* _Supplied records_:
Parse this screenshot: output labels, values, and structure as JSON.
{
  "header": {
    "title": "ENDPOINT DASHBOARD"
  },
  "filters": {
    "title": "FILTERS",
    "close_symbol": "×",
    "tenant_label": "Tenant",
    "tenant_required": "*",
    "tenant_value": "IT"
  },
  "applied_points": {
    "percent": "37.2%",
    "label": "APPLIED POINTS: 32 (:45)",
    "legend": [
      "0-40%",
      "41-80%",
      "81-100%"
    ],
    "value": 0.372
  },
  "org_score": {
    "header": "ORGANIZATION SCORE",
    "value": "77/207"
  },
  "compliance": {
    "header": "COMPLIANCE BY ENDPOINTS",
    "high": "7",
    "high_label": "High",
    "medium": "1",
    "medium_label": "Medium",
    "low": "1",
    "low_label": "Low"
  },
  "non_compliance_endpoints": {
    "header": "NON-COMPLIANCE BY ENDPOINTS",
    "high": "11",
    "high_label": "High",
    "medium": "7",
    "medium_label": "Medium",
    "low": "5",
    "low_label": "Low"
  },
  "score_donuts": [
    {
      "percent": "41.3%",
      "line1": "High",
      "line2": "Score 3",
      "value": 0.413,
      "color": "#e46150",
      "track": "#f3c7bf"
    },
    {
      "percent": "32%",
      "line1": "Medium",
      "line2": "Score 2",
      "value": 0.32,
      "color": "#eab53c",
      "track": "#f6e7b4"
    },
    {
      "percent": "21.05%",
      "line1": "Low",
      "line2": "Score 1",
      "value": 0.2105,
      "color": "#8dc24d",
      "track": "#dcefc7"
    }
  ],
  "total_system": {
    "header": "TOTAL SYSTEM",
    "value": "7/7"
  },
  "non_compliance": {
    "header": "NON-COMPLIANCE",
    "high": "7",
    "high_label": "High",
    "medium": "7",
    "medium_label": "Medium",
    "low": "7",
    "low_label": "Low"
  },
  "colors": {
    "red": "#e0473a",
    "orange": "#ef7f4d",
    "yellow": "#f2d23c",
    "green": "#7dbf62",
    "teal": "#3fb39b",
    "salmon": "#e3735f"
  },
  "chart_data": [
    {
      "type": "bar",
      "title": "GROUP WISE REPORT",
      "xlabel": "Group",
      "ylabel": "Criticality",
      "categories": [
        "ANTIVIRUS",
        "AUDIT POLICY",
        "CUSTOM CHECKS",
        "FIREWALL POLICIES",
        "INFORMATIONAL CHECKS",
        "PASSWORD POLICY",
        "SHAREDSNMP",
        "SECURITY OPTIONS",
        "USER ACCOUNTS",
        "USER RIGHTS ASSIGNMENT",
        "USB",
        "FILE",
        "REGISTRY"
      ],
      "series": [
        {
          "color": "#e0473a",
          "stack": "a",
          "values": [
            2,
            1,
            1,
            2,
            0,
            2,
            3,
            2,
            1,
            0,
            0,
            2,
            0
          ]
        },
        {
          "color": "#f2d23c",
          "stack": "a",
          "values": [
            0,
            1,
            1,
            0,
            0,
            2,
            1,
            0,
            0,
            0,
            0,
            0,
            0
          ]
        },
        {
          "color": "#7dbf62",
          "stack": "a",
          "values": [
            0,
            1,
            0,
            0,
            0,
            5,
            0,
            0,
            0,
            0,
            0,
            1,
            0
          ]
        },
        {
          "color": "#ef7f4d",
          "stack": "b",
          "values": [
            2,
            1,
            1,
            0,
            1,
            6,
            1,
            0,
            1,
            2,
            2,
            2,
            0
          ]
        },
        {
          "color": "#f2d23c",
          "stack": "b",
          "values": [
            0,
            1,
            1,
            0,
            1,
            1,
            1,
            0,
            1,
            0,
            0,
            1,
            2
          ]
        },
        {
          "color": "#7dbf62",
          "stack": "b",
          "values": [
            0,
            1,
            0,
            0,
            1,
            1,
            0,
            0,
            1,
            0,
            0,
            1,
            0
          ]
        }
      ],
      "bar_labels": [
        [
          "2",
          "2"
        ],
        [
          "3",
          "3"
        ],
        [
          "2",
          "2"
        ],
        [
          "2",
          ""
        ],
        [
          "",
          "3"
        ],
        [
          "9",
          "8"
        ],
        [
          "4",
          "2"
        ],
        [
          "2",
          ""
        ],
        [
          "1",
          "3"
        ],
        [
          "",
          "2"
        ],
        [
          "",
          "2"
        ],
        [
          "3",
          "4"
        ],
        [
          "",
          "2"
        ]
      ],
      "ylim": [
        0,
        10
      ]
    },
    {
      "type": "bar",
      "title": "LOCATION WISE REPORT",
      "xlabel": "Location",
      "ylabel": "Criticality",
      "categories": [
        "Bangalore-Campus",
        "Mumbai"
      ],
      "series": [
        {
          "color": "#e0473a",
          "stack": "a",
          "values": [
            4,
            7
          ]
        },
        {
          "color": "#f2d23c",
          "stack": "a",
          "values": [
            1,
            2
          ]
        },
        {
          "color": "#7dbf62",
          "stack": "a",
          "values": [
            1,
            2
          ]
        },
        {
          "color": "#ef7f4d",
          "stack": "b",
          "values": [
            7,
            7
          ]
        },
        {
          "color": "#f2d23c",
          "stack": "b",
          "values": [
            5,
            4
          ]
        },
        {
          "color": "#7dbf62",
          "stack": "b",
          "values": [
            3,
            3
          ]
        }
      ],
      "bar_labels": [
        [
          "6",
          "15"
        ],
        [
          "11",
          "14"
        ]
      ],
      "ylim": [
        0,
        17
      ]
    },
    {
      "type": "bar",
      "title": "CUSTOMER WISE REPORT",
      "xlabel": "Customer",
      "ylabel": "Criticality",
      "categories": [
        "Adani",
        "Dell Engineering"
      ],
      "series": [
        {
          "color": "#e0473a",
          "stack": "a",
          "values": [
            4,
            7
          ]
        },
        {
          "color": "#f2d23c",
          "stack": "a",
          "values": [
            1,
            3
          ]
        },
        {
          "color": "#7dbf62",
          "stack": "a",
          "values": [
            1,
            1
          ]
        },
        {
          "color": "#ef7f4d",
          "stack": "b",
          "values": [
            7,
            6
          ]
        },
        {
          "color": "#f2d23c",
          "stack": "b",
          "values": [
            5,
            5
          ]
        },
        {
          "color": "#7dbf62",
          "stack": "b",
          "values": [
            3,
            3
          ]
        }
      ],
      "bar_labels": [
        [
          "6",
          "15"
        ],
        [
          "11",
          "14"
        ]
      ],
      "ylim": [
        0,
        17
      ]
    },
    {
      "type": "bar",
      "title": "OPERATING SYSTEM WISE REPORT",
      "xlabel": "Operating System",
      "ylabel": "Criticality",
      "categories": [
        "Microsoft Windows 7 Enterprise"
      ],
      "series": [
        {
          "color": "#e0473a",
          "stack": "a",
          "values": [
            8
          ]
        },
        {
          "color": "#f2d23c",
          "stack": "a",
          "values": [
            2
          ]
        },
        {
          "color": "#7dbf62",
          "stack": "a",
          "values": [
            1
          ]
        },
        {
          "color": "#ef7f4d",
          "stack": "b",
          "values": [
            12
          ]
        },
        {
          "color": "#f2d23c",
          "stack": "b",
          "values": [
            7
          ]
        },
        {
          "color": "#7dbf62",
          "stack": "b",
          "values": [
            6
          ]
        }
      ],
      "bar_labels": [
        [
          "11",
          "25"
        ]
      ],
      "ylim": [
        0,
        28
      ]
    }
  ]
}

* _Aim of the task_: Print the full listing again, word for word.

* _Written solution_:
Parse this screenshot: output labels, values, and structure as JSON.
{
  "header": {
    "title": "ENDPOINT DASHBOARD"
  },
  "filters": {
    "title": "FILTERS",
    "close_symbol": "×",
    "tenant_label": "Tenant",
    "tenant_required": "*",
    "tenant_value": "IT"
  },
  "applied_points": {
    "percent": "37.2%",
    "label": "APPLIED POINTS: 32 (:45)",
    "legend": [
      "0-40%",
      "41-80%",
      "81-100%"
    ],
    "value": 0.372
  },
  "org_score": {
    "header": "ORGANIZATION SCORE",
    "value": "77/207"
  },
  "compliance": {
    "header": "COMPLIANCE BY ENDPOINTS",
    "high": "7",
    "high_label": "High",
    "medium": "1",
    "medium_label": "Medium",
    "low": "1",
    "low_label": "Low"
  },
  "non_compliance_endpoints": {
    "header": "NON-COMPLIANCE BY ENDPOINTS",
    "high": "11",
    "high_label": "High",
    "medium": "7",
    "medium_label": "Medium",
    "low": "5",
    "low_label": "Low"
  },
  "score_donuts": [
    {
      "percent": "41.3%",
      "line1": "High",
      "line2": "Score 3",
      "value": 0.413,
      "color": "#e46150",
      "track": "#f3c7bf"
    },
    {
      "percent": "32%",
      "line1": "Medium",
      "line2": "Score 2",
      "value": 0.32,
      "color": "#eab53c",
      "track": "#f6e7b4"
    },
    {
      "percent": "21.05%",
      "line1": "Low",
      "line2": "Score 1",
      "value": 0.2105,
      "color": "#8dc24d",
      "track": "#dcefc7"
    }
  ],
  "total_system": {
    "header": "TOTAL SYSTEM",
    "value": "7/7"
  },
  "non_compliance": {
    "header": "NON-COMPLIANCE",
    "high": "7",
    "high_label": "High",
    "medium": "7",
    "medium_label": "Medium",
    "low": "7",
    "low_label": "Low"
  },
  "colors": {
    "red": "#e0473a",
    "orange": "#ef7f4d",
    "yellow": "#f2d23c",
    "green": "#7dbf62",
    "teal": "#3fb39b",
    "salmon": "#e3735f"
  },
  "chart_data": [
    {
      "type": "bar",
      "title": "GROUP WISE REPORT",
      "xlabel": "Group",
      "ylabel": "Criticality",
      "categories": [
        "ANTIVIRUS",
        "AUDIT POLICY",
        "CUSTOM CHECKS",
        "FIREWALL POLICIES",
        "INFORMATIONAL CHECKS",
        "PASSWORD POLICY",
        "SHAREDSNMP",
        "SECURITY OPTIONS",
        "USER ACCOUNTS",
        "USER RIGHTS ASSIGNMENT",
        "USB",
        "FILE",
        "REGISTRY"
      ],
      "series": [
        {
          "color": "#e0473a",
          "stack": "a",
          "values": [
            2,
            1,
            1,
            2,
            0,
            2,
            3,
            2,
            1,
            0,
            0,
            2,
            0
          ]
        },
        {
          "color": "#f2d23c",
          "stack": "a",
          "values": [
            0,
            1,
            1,
            0,
            0,
            2,
            1,
            0,
            0,
            0,
            0,
            0,
            0
          ]
        },
        {
          "color": "#7dbf62",
          "stack": "a",
          "values": [
            0,
            1,
            0,
            0,
            0,
            5,
            0,
            0,
            0,
            0,
            0,
            1,
            0
          ]
        },
        {
          "color": "#ef7f4d",
          "stack": "b",
          "values": [
            2,
            1,
            1,
            0,
            1,
            6,
            1,
            0,
            1,
            2,
            2,
            2,
            0
          ]
        },
        {
          "color": "#f2d23c",
          "stack": "b",
          "values": [
            0,
            1,
            1,
            0,
            1,
            1,
            1,
            0,
            1,
            0,
            0,
            1,
            2
          ]
        },
        {
          "color": "#7dbf62",
          "stack": "b",
          "values": [
            0,
            1,
            0,
            0,
            1,
            1,
            0,
            0,
            1,
            0,
            0,
            1,
            0
          ]
        }
      ],
      "bar_labels": [
        [
          "2",
          "2"
        ],
        [
          "3",
          "3"
        ],
        [
          "2",
          "2"
        ],
        [
          "2",
          ""
        ],
        [
          "",
          "3"
        ],
        [
          "9",
          "8"
        ],
        [
          "4",
          "2"
        ],
        [
          "2",
          ""
        ],
        [
          "1",
          "3"
        ],
        [
          "",
          "2"
        ],
        [
          "",
          "2"
        ],
        [
          "3",
          "4"
        ],
        [
          "",
          "2"
        ]
      ],
      "ylim": [
        0,
        10
      ]
    },
    {
      "type": "bar",
      "title": "LOCATION WISE REPORT",
      "xlabel": "Location",
      "ylabel": "Criticality",
      "categories": [
        "Bangalore-Campus",
        "Mumbai"
      ],
      "series": [
        {
          "color": "#e0473a",
          "stack": "a",
          "values": [
            4,
            7
          ]
        },
        {
          "color": "#f2d23c",
          "stack": "a",
          "values": [
            1,
            2
          ]
        },
        {
          "color": "#7dbf62",
          "stack": "a",
          "values": [
            1,
            2
          ]
        },
        {
          "color": "#ef7f4d",
          "stack": "b",
          "values": [
            7,
            7
          ]
        },
        {
          "color": "#f2d23c",
          "stack": "b",
          "values": [
            5,
            4
          ]
        },
        {
          "color": "#7dbf62",
          "stack": "b",
          "values": [
            3,
            3
          ]
        }
      ],
      "bar_labels": [
        [
          "6",
          "15"
        ],
        [
          "11",
          "14"
        ]
      ],
      "ylim": [
        0,
        17
      ]
    },
    {
      "type": "bar",
      "title": "CUSTOMER WISE REPORT",
      "xlabel": "Customer",
      "ylabel": "Criticality",
      "categories": [
        "Adani",
        "Dell Engineering"
      ],
      "series": [
        {
          "color": "#e0473a",
          "stack": "a",
          "values": [
            4,
            7
          ]
        },
        {
          "color": "#f2d23c",
          "stack": "a",
          "values": [
            1,
            3
          ]
        },
        {
          "color": "#7dbf62",
          "stack": "a",
          "values": [
            1,
            1
          ]
        },
        {
          "color": "#ef7f4d",
          "stack": "b",
          "values": [
            7,
            6
          ]
        },
        {
          "color": "#f2d23c",
          "stack": "b",
          "values": [
            5,
            5
          ]
        },
        {
          "color": "#7dbf62",
          "stack": "b",
          "values": [
            3,
            3
          ]
        }
      ],
      "bar_labels": [
        [
          "6",
          "15"
        ],
        [
          "11",
          "14"
        ]
      ],
      "ylim": [
        0,
        17
      ]
    },
    {
      "type": "bar",
      "title": "OPERATING SYSTEM WISE REPORT",
      "xlabel": "Operating System",
      "ylabel": "Criticality",
      "categories": [
        "Microsoft Windows 7 Enterprise"
      ],
      "series": [
        {
          "color": "#e0473a",
          "stack": "a",
          "values": [
            8
          ]
        },
        {
          "color": "#f2d23c",
          "stack": "a",
          "values": [
            2
          ]
        },
        {
          "color": "#7dbf62",
          "stack": "a",
          "values": [
            1
          ]
        },
        {
          "color": "#ef7f4d",
          "stack": "b",
          "values": [
            12
          ]
        },
        {
          "color": "#f2d23c",
          "stack": "b",
          "values": [
            7
          ]
        },
        {
          "color": "#7dbf62",
          "stack": "b",
          "values": [
            6
          ]
        }
      ],
      "bar_labels": [
        [
          "11",
          "25"
        ]
      ],
      "ylim": [
        0,
        28
      ]
    }
  ]
}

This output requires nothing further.